### Data to process
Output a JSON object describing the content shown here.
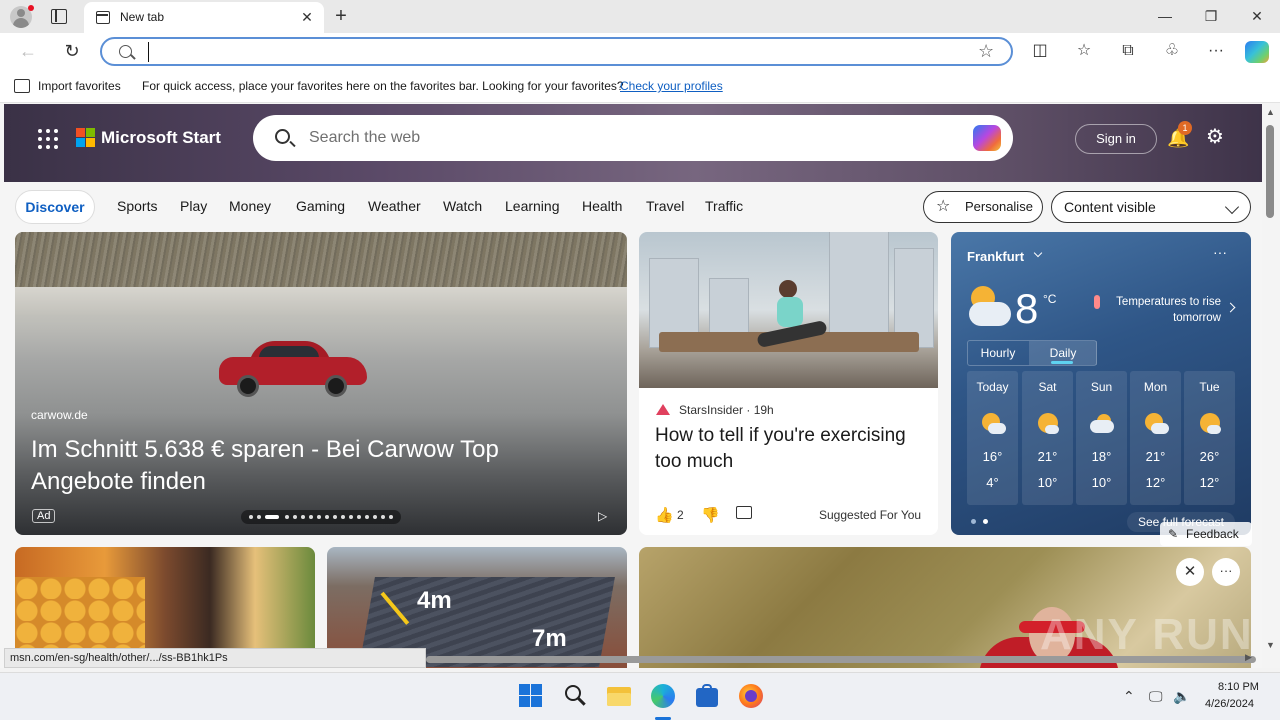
{
  "browser": {
    "tab_title": "New tab",
    "tab_close": "✕",
    "new_tab": "+",
    "minimize": "—",
    "restore": "❐",
    "close": "✕",
    "address_value": "",
    "back": "←",
    "reload": "↻",
    "star": "☆",
    "split_screen": "◫",
    "favorites": "☆",
    "collections": "⧉",
    "extensions": "♧",
    "more": "···"
  },
  "favbar": {
    "import_label": "Import favorites",
    "hint": "For quick access, place your favorites here on the favorites bar. Looking for your favorites?",
    "link": "Check your profiles"
  },
  "msn": {
    "brand": "Microsoft Start",
    "search_placeholder": "Search the web",
    "signin": "Sign in",
    "notifications_count": "1",
    "bell": "🔔",
    "settings": "⚙"
  },
  "nav": {
    "discover": "Discover",
    "items": [
      "Sports",
      "Play",
      "Money",
      "Gaming",
      "Weather",
      "Watch",
      "Learning",
      "Health",
      "Travel",
      "Traffic"
    ],
    "personalise": "Personalise",
    "personalise_icon": "☆",
    "content_visible": "Content visible"
  },
  "hero": {
    "source": "carwow.de",
    "title": "Im Schnitt 5.638 € sparen - Bei Carwow Top Angebote finden",
    "ad_label": "Ad",
    "ad_icon": "▷"
  },
  "article": {
    "source": "StarsInsider · 19h",
    "title": "How to tell if you're exercising too much",
    "like_icon": "👍",
    "likes": "2",
    "dislike_icon": "👎",
    "tag": "Suggested For You"
  },
  "weather": {
    "city": "Frankfurt",
    "more": "···",
    "temperature": "8",
    "unit": "°C",
    "alert": "Temperatures to rise tomorrow",
    "tab_hourly": "Hourly",
    "tab_daily": "Daily",
    "days": [
      {
        "name": "Today",
        "high": "16°",
        "low": "4°",
        "icon": "sun-cloud"
      },
      {
        "name": "Sat",
        "high": "21°",
        "low": "10°",
        "icon": "sun"
      },
      {
        "name": "Sun",
        "high": "18°",
        "low": "10°",
        "icon": "cloud"
      },
      {
        "name": "Mon",
        "high": "21°",
        "low": "12°",
        "icon": "sun-cloud"
      },
      {
        "name": "Tue",
        "high": "26°",
        "low": "12°",
        "icon": "sun"
      }
    ],
    "forecast_link": "See full forecast"
  },
  "cards_row2": {
    "house_label_1": "4m",
    "house_label_2": "7m",
    "close": "✕",
    "more": "···"
  },
  "feedback": {
    "icon": "✎",
    "label": "Feedback"
  },
  "status_url": "msn.com/en-sg/health/other/.../ss-BB1hk1Ps",
  "watermark": "ANY RUN",
  "taskbar": {
    "time": "8:10 PM",
    "date": "4/26/2024",
    "chevron": "⌃",
    "network": "🖵",
    "volume": "🔈"
  },
  "colors": {
    "accent": "#0f5fc2",
    "header_bg": "#5b4a68",
    "weather_bg": "#2f5687",
    "badge": "#e06a25"
  }
}
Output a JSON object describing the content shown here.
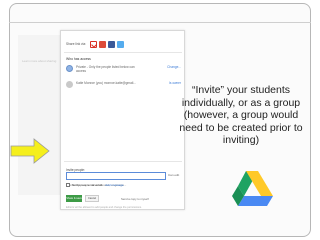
{
  "dialog": {
    "share_label": "Share link via:",
    "share_icons": [
      "gmail-icon",
      "google-plus-icon",
      "facebook-icon",
      "twitter-icon"
    ],
    "access_title": "Who has access",
    "rows": [
      {
        "icon": "globe-icon",
        "text": "Private - Only the people listed below can access",
        "action": "Change..."
      },
      {
        "icon": "person-icon",
        "text": "Katie Monroe (you)  monroe.katie@gmail...",
        "action": "Is owner"
      }
    ],
    "invite_label": "Invite people:",
    "invite_placeholder": "Enter names, email addresses, or groups...",
    "invite_permission": "Can edit",
    "notify_label": "Notify people via email",
    "notify_link": "Add message",
    "share_save_button": "Share & save",
    "cancel_button": "Cancel",
    "send_copy_label": "Send a copy to myself",
    "footer_note": "Editors will be allowed to add people and change the permissions."
  },
  "side_panel": {
    "link_text": "Learn more about sharing"
  },
  "annotation": "“Invite” your students individually, or as a group (however, a group would need to be created prior to inviting)",
  "colors": {
    "drive_green": "#1ea362",
    "drive_yellow": "#ffc928",
    "drive_blue": "#4a89f3",
    "arrow_yellow": "#f5ef1c"
  }
}
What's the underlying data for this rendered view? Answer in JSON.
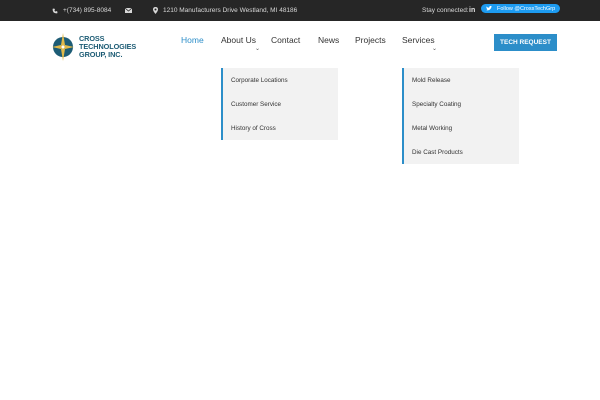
{
  "topbar": {
    "phone": "+(734) 895-8084",
    "address": "1210 Manufacturers Drive Westland, MI 48186",
    "stay_connected": "Stay connected:",
    "linkedin": "in",
    "follow": "Follow @CrossTechGrp"
  },
  "logo": {
    "line1": "CROSS",
    "line2": "TECHNOLOGIES",
    "line3": "GROUP, INC."
  },
  "nav": {
    "home": "Home",
    "about": "About Us",
    "contact": "Contact",
    "news": "News",
    "projects": "Projects",
    "services": "Services",
    "tech_request": "TECH REQUEST"
  },
  "about_menu": [
    "Corporate Locations",
    "Customer Service",
    "History of Cross"
  ],
  "services_menu": [
    "Mold Release",
    "Specialty Coating",
    "Metal Working",
    "Die Cast Products"
  ],
  "colors": {
    "accent": "#2c8ec9",
    "topbar": "#262626",
    "twitter": "#1d9bf0",
    "logo_text": "#1d5c75"
  }
}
######
Exercise details: Set down the material exactly, every line of it, except for the pictures.

Answer for this exercise:
Output a JSON object describing the content shown here.
{
  "browser": {
    "tab_title": "New tab",
    "tab_close": "✕",
    "new_tab": "+",
    "minimize": "—",
    "restore": "❐",
    "close": "✕",
    "address_value": "",
    "back": "←",
    "reload": "↻",
    "star": "☆",
    "split_screen": "◫",
    "favorites": "☆",
    "collections": "⧉",
    "extensions": "♧",
    "more": "···"
  },
  "favbar": {
    "import_label": "Import favorites",
    "hint": "For quick access, place your favorites here on the favorites bar. Looking for your favorites?",
    "link": "Check your profiles"
  },
  "msn": {
    "brand": "Microsoft Start",
    "search_placeholder": "Search the web",
    "signin": "Sign in",
    "notifications_count": "1",
    "bell": "🔔",
    "settings": "⚙"
  },
  "nav": {
    "discover": "Discover",
    "items": [
      "Sports",
      "Play",
      "Money",
      "Gaming",
      "Weather",
      "Watch",
      "Learning",
      "Health",
      "Travel",
      "Traffic"
    ],
    "personalise": "Personalise",
    "personalise_icon": "☆",
    "content_visible": "Content visible"
  },
  "hero": {
    "source": "carwow.de",
    "title": "Im Schnitt 5.638 € sparen - Bei Carwow Top Angebote finden",
    "ad_label": "Ad",
    "ad_icon": "▷"
  },
  "article": {
    "source": "StarsInsider · 19h",
    "title": "How to tell if you're exercising too much",
    "like_icon": "👍",
    "likes": "2",
    "dislike_icon": "👎",
    "tag": "Suggested For You"
  },
  "weather": {
    "city": "Frankfurt",
    "more": "···",
    "temperature": "8",
    "unit": "°C",
    "alert": "Temperatures to rise tomorrow",
    "tab_hourly": "Hourly",
    "tab_daily": "Daily",
    "days": [
      {
        "name": "Today",
        "high": "16°",
        "low": "4°",
        "icon": "sun-cloud"
      },
      {
        "name": "Sat",
        "high": "21°",
        "low": "10°",
        "icon": "sun"
      },
      {
        "name": "Sun",
        "high": "18°",
        "low": "10°",
        "icon": "cloud"
      },
      {
        "name": "Mon",
        "high": "21°",
        "low": "12°",
        "icon": "sun-cloud"
      },
      {
        "name": "Tue",
        "high": "26°",
        "low": "12°",
        "icon": "sun"
      }
    ],
    "forecast_link": "See full forecast"
  },
  "cards_row2": {
    "house_label_1": "4m",
    "house_label_2": "7m",
    "close": "✕",
    "more": "···"
  },
  "feedback": {
    "icon": "✎",
    "label": "Feedback"
  },
  "status_url": "msn.com/en-sg/health/other/.../ss-BB1hk1Ps",
  "watermark": "ANY RUN",
  "taskbar": {
    "time": "8:10 PM",
    "date": "4/26/2024",
    "chevron": "⌃",
    "network": "🖵",
    "volume": "🔈"
  },
  "colors": {
    "accent": "#0f5fc2",
    "header_bg": "#5b4a68",
    "weather_bg": "#2f5687",
    "badge": "#e06a25"
  }
}
Output a JSON object describing the content shown here.
{
  "dialog": {
    "share_label": "Share link via:",
    "share_icons": [
      "gmail-icon",
      "google-plus-icon",
      "facebook-icon",
      "twitter-icon"
    ],
    "access_title": "Who has access",
    "rows": [
      {
        "icon": "globe-icon",
        "text": "Private - Only the people listed below can access",
        "action": "Change..."
      },
      {
        "icon": "person-icon",
        "text": "Katie Monroe (you)  monroe.katie@gmail...",
        "action": "Is owner"
      }
    ],
    "invite_label": "Invite people:",
    "invite_placeholder": "Enter names, email addresses, or groups...",
    "invite_permission": "Can edit",
    "notify_label": "Notify people via email",
    "notify_link": "Add message",
    "share_save_button": "Share & save",
    "cancel_button": "Cancel",
    "send_copy_label": "Send a copy to myself",
    "footer_note": "Editors will be allowed to add people and change the permissions."
  },
  "side_panel": {
    "link_text": "Learn more about sharing"
  },
  "annotation": "“Invite” your students individually, or as a group (however, a group would need to be created prior to inviting)",
  "colors": {
    "drive_green": "#1ea362",
    "drive_yellow": "#ffc928",
    "drive_blue": "#4a89f3",
    "arrow_yellow": "#f5ef1c"
  }
}
What's the underlying data for this rendered view? Answer in JSON.
{
  "topbar": {
    "phone": "+(734) 895-8084",
    "address": "1210 Manufacturers Drive Westland, MI 48186",
    "stay_connected": "Stay connected:",
    "linkedin": "in",
    "follow": "Follow @CrossTechGrp"
  },
  "logo": {
    "line1": "CROSS",
    "line2": "TECHNOLOGIES",
    "line3": "GROUP, INC."
  },
  "nav": {
    "home": "Home",
    "about": "About Us",
    "contact": "Contact",
    "news": "News",
    "projects": "Projects",
    "services": "Services",
    "tech_request": "TECH REQUEST"
  },
  "about_menu": [
    "Corporate Locations",
    "Customer Service",
    "History of Cross"
  ],
  "services_menu": [
    "Mold Release",
    "Specialty Coating",
    "Metal Working",
    "Die Cast Products"
  ],
  "colors": {
    "accent": "#2c8ec9",
    "topbar": "#262626",
    "twitter": "#1d9bf0",
    "logo_text": "#1d5c75"
  }
}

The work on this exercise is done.